Stored records:
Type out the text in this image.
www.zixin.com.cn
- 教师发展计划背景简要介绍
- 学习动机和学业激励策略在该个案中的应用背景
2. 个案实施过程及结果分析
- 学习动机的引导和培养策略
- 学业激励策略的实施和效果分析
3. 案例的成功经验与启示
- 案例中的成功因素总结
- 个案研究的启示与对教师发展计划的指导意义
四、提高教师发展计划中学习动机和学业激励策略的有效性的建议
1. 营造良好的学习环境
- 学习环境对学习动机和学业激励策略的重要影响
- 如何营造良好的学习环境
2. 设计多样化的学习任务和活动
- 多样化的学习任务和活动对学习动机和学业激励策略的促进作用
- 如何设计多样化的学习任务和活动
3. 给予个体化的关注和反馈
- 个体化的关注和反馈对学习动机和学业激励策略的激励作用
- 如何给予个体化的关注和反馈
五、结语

▸ **Short problem**
Reproduce the entire listing word for word.

▸ **Output of the task**
Type out the text in this image.
www.zixin.com.cn
- 教师发展计划背景简要介绍
- 学习动机和学业激励策略在该个案中的应用背景
2. 个案实施过程及结果分析
- 学习动机的引导和培养策略
- 学业激励策略的实施和效果分析
3. 案例的成功经验与启示
- 案例中的成功因素总结
- 个案研究的启示与对教师发展计划的指导意义
四、提高教师发展计划中学习动机和学业激励策略的有效性的建议
1. 营造良好的学习环境
- 学习环境对学习动机和学业激励策略的重要影响
- 如何营造良好的学习环境
2. 设计多样化的学习任务和活动
- 多样化的学习任务和活动对学习动机和学业激励策略的促进作用
- 如何设计多样化的学习任务和活动
3. 给予个体化的关注和反馈
- 个体化的关注和反馈对学习动机和学业激励策略的激励作用
- 如何给予个体化的关注和反馈
五、结语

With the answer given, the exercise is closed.